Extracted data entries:
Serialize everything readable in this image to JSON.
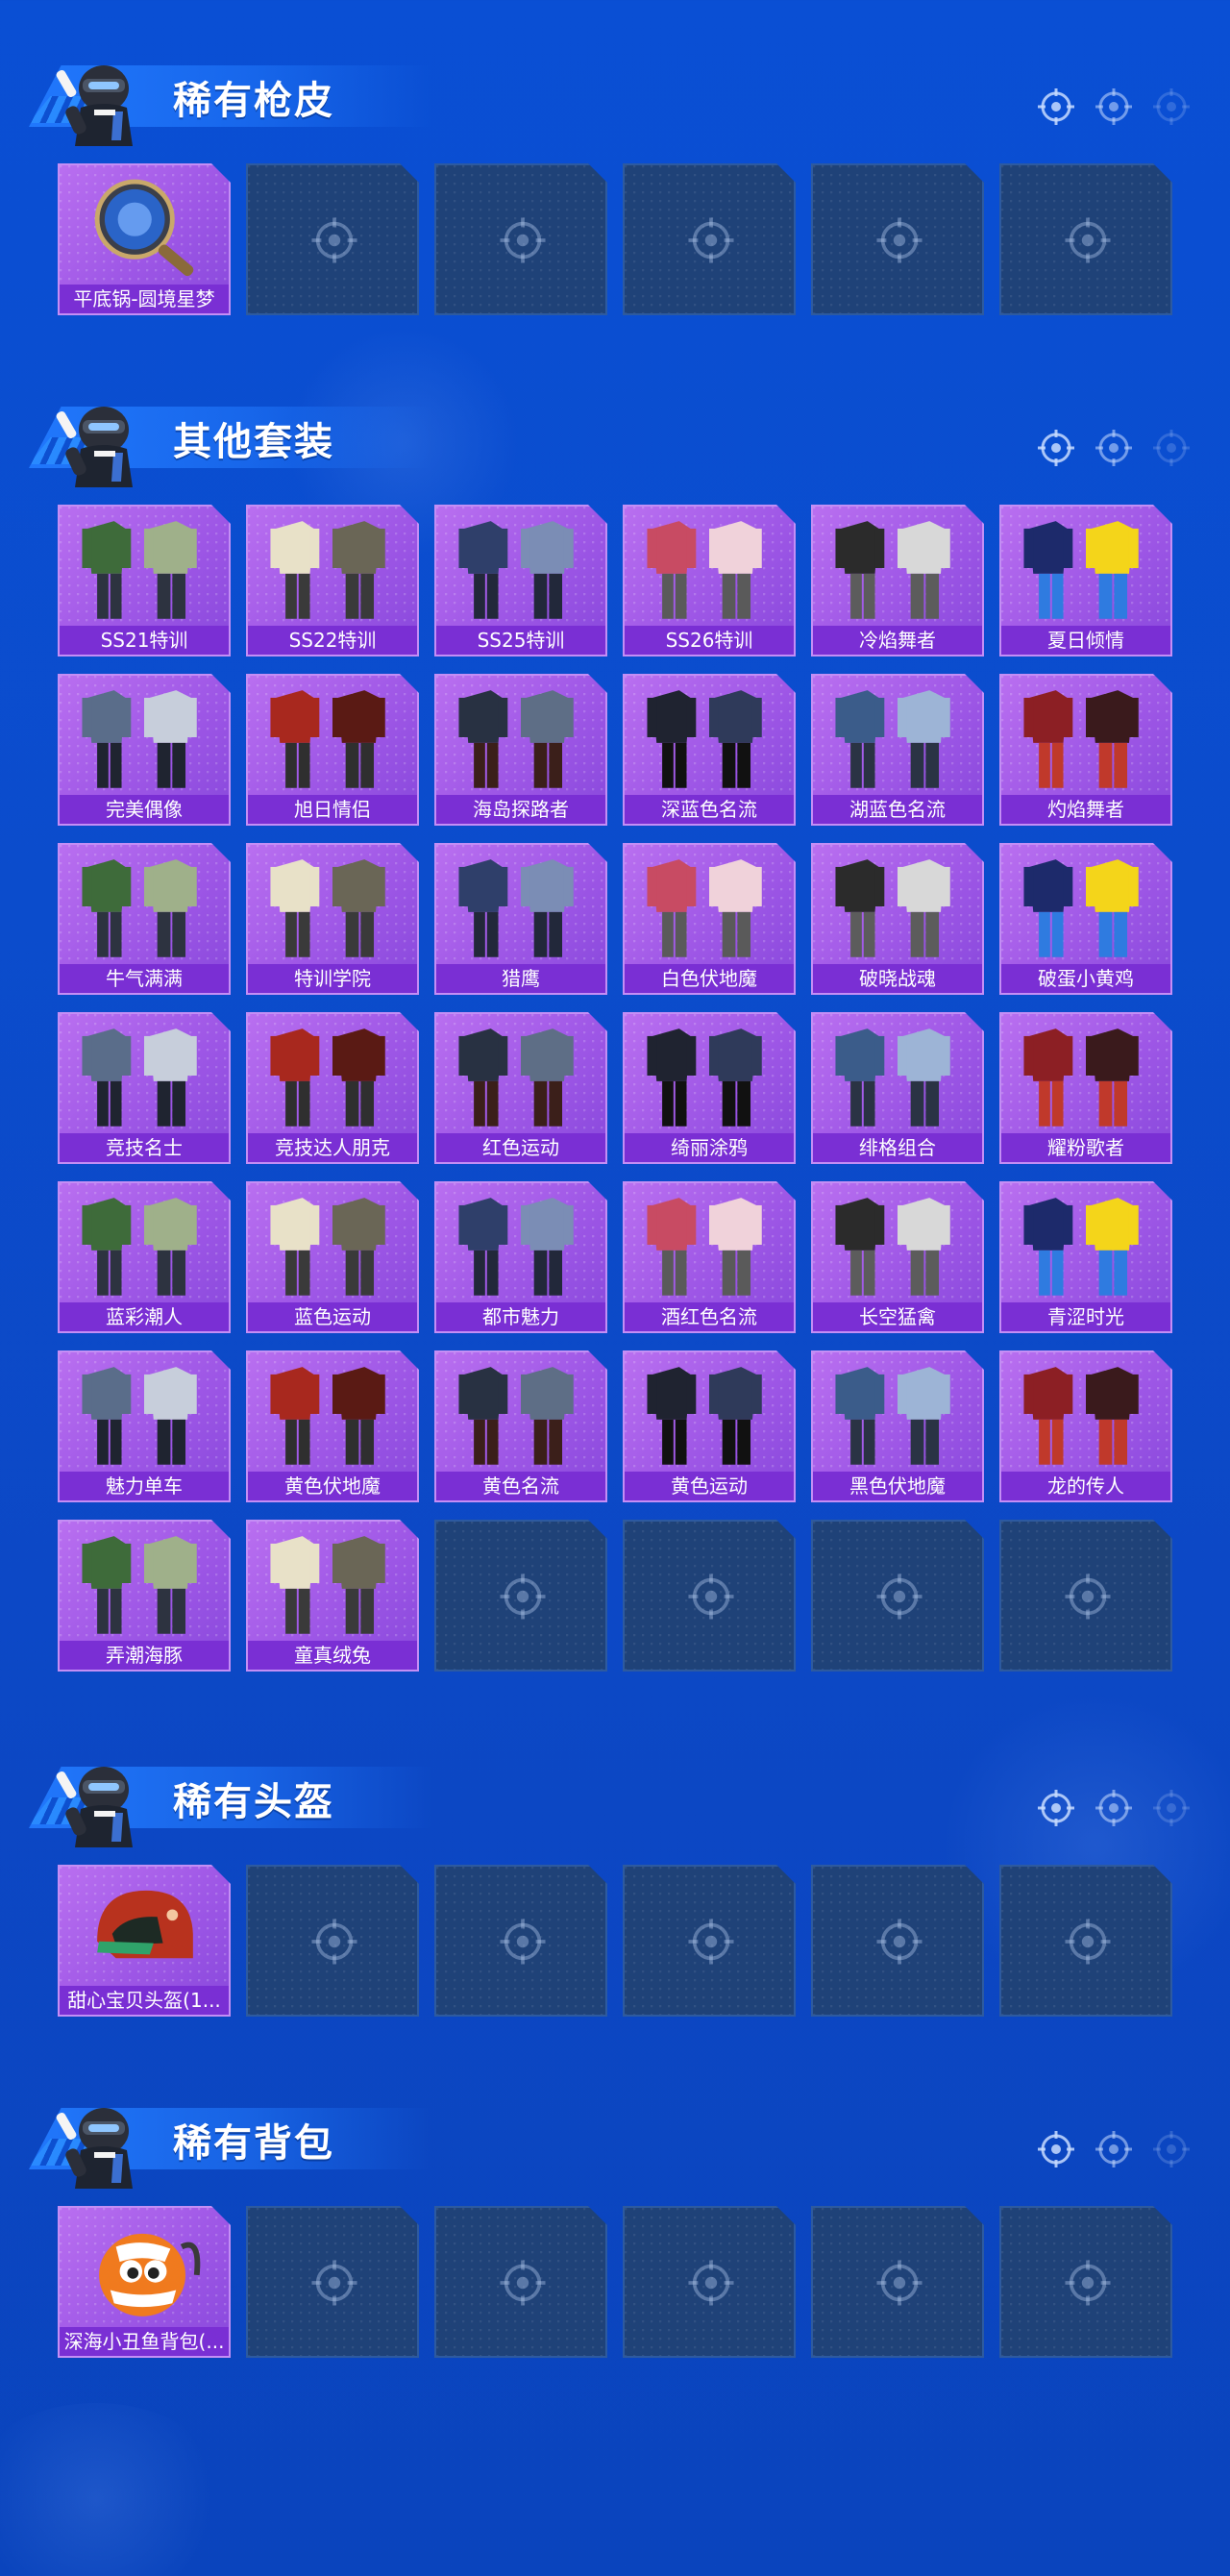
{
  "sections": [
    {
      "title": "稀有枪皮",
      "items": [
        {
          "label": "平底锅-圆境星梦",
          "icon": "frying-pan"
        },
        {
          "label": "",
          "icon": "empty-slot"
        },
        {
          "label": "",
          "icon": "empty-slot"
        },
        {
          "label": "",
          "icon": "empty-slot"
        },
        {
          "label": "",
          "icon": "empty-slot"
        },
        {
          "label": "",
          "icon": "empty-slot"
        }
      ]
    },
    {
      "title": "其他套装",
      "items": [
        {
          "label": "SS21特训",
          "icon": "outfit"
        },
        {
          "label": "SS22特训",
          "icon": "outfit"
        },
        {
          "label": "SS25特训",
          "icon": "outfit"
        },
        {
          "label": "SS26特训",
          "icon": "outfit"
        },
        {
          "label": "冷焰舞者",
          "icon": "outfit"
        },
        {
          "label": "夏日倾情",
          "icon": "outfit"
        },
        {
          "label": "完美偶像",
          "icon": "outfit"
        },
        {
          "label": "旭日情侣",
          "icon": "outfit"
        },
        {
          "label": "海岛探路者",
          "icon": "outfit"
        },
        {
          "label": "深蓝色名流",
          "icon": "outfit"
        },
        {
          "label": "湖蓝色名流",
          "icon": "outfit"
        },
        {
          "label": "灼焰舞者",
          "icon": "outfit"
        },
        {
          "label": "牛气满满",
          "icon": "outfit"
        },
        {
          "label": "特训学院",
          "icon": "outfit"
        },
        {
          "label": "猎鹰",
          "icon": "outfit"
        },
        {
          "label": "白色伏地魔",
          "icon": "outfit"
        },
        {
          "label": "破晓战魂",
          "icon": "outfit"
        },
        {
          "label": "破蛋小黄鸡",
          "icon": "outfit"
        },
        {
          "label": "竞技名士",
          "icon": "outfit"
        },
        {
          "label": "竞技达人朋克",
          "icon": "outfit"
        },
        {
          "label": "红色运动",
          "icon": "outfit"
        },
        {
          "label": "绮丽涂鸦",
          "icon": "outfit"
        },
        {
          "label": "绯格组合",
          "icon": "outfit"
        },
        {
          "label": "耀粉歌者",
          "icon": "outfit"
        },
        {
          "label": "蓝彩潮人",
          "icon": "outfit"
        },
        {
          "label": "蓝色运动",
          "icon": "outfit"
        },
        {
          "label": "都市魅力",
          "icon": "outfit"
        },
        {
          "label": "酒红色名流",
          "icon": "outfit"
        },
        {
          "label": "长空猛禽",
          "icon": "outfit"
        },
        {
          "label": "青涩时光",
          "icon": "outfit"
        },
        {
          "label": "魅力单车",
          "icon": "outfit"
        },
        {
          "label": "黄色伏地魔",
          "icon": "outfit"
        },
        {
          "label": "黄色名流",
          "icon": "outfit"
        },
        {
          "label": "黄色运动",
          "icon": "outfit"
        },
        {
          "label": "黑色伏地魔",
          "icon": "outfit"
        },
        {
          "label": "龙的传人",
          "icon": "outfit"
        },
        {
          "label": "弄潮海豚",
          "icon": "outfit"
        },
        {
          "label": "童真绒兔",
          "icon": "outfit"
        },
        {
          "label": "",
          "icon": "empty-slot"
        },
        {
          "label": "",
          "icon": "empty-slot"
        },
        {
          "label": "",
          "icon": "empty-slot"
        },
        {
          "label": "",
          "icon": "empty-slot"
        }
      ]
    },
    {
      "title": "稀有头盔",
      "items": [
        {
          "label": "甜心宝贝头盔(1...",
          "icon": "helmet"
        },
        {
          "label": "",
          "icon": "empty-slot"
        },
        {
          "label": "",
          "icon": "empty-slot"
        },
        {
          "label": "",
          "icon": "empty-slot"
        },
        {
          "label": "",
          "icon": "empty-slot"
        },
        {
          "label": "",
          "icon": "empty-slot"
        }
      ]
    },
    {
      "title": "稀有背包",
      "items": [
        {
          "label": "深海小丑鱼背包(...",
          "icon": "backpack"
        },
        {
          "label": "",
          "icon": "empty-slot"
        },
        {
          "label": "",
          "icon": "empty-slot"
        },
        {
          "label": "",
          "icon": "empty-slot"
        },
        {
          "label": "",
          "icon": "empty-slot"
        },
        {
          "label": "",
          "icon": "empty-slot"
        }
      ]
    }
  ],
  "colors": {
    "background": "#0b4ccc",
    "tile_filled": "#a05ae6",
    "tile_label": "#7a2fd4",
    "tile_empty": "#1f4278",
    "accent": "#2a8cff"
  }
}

Directions: Return all lines containing "title".

Answer for the task:
      "title": "稀有枪皮",
      "title": "其他套装",
      "title": "稀有头盔",
      "title": "稀有背包",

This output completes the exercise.